**Working data**
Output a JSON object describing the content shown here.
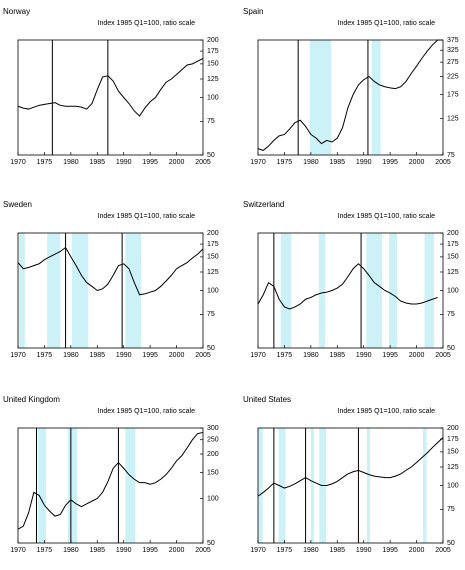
{
  "chart_data": [
    {
      "type": "line",
      "title": "Norway",
      "subtitle": "Index 1985 Q1=100, ratio scale",
      "log_scale": true,
      "color": "#000000",
      "shade_color": "#ccf2f8",
      "x": [
        1970,
        1971,
        1972,
        1973,
        1974,
        1975,
        1976,
        1977,
        1978,
        1979,
        1980,
        1981,
        1982,
        1983,
        1984,
        1985,
        1986,
        1987,
        1988,
        1989,
        1990,
        1991,
        1992,
        1993,
        1994,
        1995,
        1996,
        1997,
        1998,
        1999,
        2000,
        2001,
        2002,
        2003,
        2004,
        2005
      ],
      "values": [
        90,
        88,
        87,
        89,
        91,
        92,
        93,
        94,
        91,
        90,
        90,
        90,
        89,
        87,
        93,
        110,
        128,
        130,
        122,
        108,
        100,
        93,
        85,
        80,
        88,
        95,
        100,
        110,
        120,
        125,
        132,
        140,
        148,
        150,
        155,
        160
      ],
      "xlim": [
        1970,
        2005
      ],
      "xticks": [
        1970,
        1975,
        1980,
        1985,
        1990,
        1995,
        2000,
        2005
      ],
      "ylim": [
        50,
        200
      ],
      "yticks": [
        50,
        75,
        100,
        125,
        150,
        175,
        200
      ],
      "shaded_periods": [],
      "vertical_lines": [
        1976.5,
        1987
      ]
    },
    {
      "type": "line",
      "title": "Spain",
      "subtitle": "Index 1985 Q1=100, ratio scale",
      "log_scale": true,
      "color": "#000000",
      "shade_color": "#ccf2f8",
      "x": [
        1970,
        1971,
        1972,
        1973,
        1974,
        1975,
        1976,
        1977,
        1978,
        1979,
        1980,
        1981,
        1982,
        1983,
        1984,
        1985,
        1986,
        1987,
        1988,
        1989,
        1990,
        1991,
        1992,
        1993,
        1994,
        1995,
        1996,
        1997,
        1998,
        1999,
        2000,
        2001,
        2002,
        2003,
        2004,
        2005
      ],
      "values": [
        82,
        80,
        85,
        92,
        98,
        100,
        108,
        118,
        122,
        112,
        100,
        95,
        88,
        92,
        90,
        95,
        110,
        145,
        175,
        200,
        215,
        225,
        210,
        200,
        195,
        192,
        190,
        195,
        210,
        235,
        260,
        290,
        320,
        350,
        375,
        375
      ],
      "xlim": [
        1970,
        2005
      ],
      "xticks": [
        1970,
        1975,
        1980,
        1985,
        1990,
        1995,
        2000,
        2005
      ],
      "ylim": [
        75,
        375
      ],
      "yticks": [
        75,
        125,
        175,
        225,
        275,
        325,
        375
      ],
      "shaded_periods": [
        [
          1979.8,
          1983.8
        ],
        [
          1991.5,
          1993.2
        ]
      ],
      "vertical_lines": [
        1977.6,
        1990.8
      ]
    },
    {
      "type": "line",
      "title": "Sweden",
      "subtitle": "Index 1985 Q1=100, ratio scale",
      "log_scale": true,
      "color": "#000000",
      "shade_color": "#ccf2f8",
      "x": [
        1970,
        1971,
        1972,
        1973,
        1974,
        1975,
        1976,
        1977,
        1978,
        1979,
        1980,
        1981,
        1982,
        1983,
        1984,
        1985,
        1986,
        1987,
        1988,
        1989,
        1990,
        1991,
        1992,
        1993,
        1994,
        1995,
        1996,
        1997,
        1998,
        1999,
        2000,
        2001,
        2002,
        2003,
        2004,
        2005
      ],
      "values": [
        140,
        130,
        132,
        135,
        138,
        145,
        150,
        155,
        160,
        168,
        150,
        135,
        120,
        110,
        105,
        100,
        102,
        108,
        120,
        135,
        138,
        130,
        110,
        95,
        96,
        98,
        100,
        105,
        112,
        120,
        130,
        135,
        140,
        148,
        155,
        165
      ],
      "xlim": [
        1970,
        2005
      ],
      "xticks": [
        1970,
        1975,
        1980,
        1985,
        1990,
        1995,
        2000,
        2005
      ],
      "ylim": [
        50,
        200
      ],
      "yticks": [
        50,
        75,
        100,
        125,
        150,
        175,
        200
      ],
      "shaded_periods": [
        [
          1970.2,
          1971.3
        ],
        [
          1975.5,
          1978
        ],
        [
          1980.2,
          1983.3
        ],
        [
          1990.3,
          1993.3
        ]
      ],
      "vertical_lines": [
        1979,
        1989.7
      ]
    },
    {
      "type": "line",
      "title": "Switzerland",
      "subtitle": "Index 1985 Q1=100, ratio scale",
      "log_scale": true,
      "color": "#000000",
      "shade_color": "#ccf2f8",
      "x": [
        1970,
        1971,
        1972,
        1973,
        1974,
        1975,
        1976,
        1977,
        1978,
        1979,
        1980,
        1981,
        1982,
        1983,
        1984,
        1985,
        1986,
        1987,
        1988,
        1989,
        1990,
        1991,
        1992,
        1993,
        1994,
        1995,
        1996,
        1997,
        1998,
        1999,
        2000,
        2001,
        2002,
        2003,
        2004
      ],
      "values": [
        85,
        95,
        110,
        105,
        90,
        82,
        80,
        82,
        85,
        90,
        92,
        95,
        97,
        98,
        100,
        103,
        108,
        118,
        130,
        138,
        130,
        120,
        110,
        105,
        100,
        97,
        93,
        88,
        86,
        85,
        85,
        86,
        88,
        90,
        92
      ],
      "xlim": [
        1970,
        2005
      ],
      "xticks": [
        1970,
        1975,
        1980,
        1985,
        1990,
        1995,
        2000,
        2005
      ],
      "ylim": [
        50,
        200
      ],
      "yticks": [
        50,
        75,
        100,
        125,
        150,
        175,
        200
      ],
      "shaded_periods": [
        [
          1974.3,
          1976.3
        ],
        [
          1981.5,
          1982.7
        ],
        [
          1990.5,
          1993.5
        ],
        [
          1994.8,
          1996.3
        ],
        [
          2001.5,
          2003.3
        ]
      ],
      "vertical_lines": [
        1973,
        1989.5
      ]
    },
    {
      "type": "line",
      "title": "United Kingdom",
      "subtitle": "Index 1985 Q1=100, ratio scale",
      "log_scale": true,
      "color": "#000000",
      "shade_color": "#ccf2f8",
      "x": [
        1970,
        1971,
        1972,
        1973,
        1974,
        1975,
        1976,
        1977,
        1978,
        1979,
        1980,
        1981,
        1982,
        1983,
        1984,
        1985,
        1986,
        1987,
        1988,
        1989,
        1990,
        1991,
        1992,
        1993,
        1994,
        1995,
        1996,
        1997,
        1998,
        1999,
        2000,
        2001,
        2002,
        2003,
        2004,
        2005
      ],
      "values": [
        62,
        65,
        80,
        110,
        105,
        90,
        82,
        76,
        78,
        90,
        98,
        92,
        88,
        92,
        96,
        100,
        110,
        130,
        160,
        175,
        160,
        145,
        135,
        128,
        128,
        125,
        128,
        135,
        145,
        160,
        180,
        195,
        220,
        250,
        275,
        280
      ],
      "xlim": [
        1970,
        2005
      ],
      "xticks": [
        1970,
        1975,
        1980,
        1985,
        1990,
        1995,
        2000,
        2005
      ],
      "ylim": [
        50,
        300
      ],
      "yticks": [
        50,
        100,
        150,
        200,
        250,
        300
      ],
      "shaded_periods": [
        [
          1973.8,
          1975.3
        ],
        [
          1979.4,
          1981.2
        ],
        [
          1990.3,
          1992.2
        ]
      ],
      "vertical_lines": [
        1973.5,
        1980,
        1989
      ]
    },
    {
      "type": "line",
      "title": "United States",
      "subtitle": "Index 1985 Q1=100, ratio scale",
      "log_scale": true,
      "color": "#000000",
      "shade_color": "#ccf2f8",
      "x": [
        1970,
        1971,
        1972,
        1973,
        1974,
        1975,
        1976,
        1977,
        1978,
        1979,
        1980,
        1981,
        1982,
        1983,
        1984,
        1985,
        1986,
        1987,
        1988,
        1989,
        1990,
        1991,
        1992,
        1993,
        1994,
        1995,
        1996,
        1997,
        1998,
        1999,
        2000,
        2001,
        2002,
        2003,
        2004,
        2005
      ],
      "values": [
        88,
        92,
        97,
        103,
        100,
        97,
        99,
        102,
        106,
        110,
        106,
        103,
        100,
        100,
        102,
        105,
        110,
        115,
        118,
        120,
        117,
        114,
        112,
        111,
        110,
        110,
        112,
        115,
        120,
        125,
        132,
        140,
        148,
        158,
        168,
        178
      ],
      "xlim": [
        1970,
        2005
      ],
      "xticks": [
        1970,
        1975,
        1980,
        1985,
        1990,
        1995,
        2000,
        2005
      ],
      "ylim": [
        50,
        200
      ],
      "yticks": [
        50,
        75,
        100,
        125,
        150,
        175,
        200
      ],
      "shaded_periods": [
        [
          1970,
          1970.9
        ],
        [
          1973.9,
          1975.2
        ],
        [
          1980,
          1980.6
        ],
        [
          1981.6,
          1982.9
        ],
        [
          1990.6,
          1991.2
        ],
        [
          2001.2,
          2001.9
        ]
      ],
      "vertical_lines": [
        1973,
        1979,
        1989
      ]
    }
  ]
}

**Set task**
From the entries above, select each line containing the string "United".

**Finished task**
      "title": "United Kingdom",
      "title": "United States",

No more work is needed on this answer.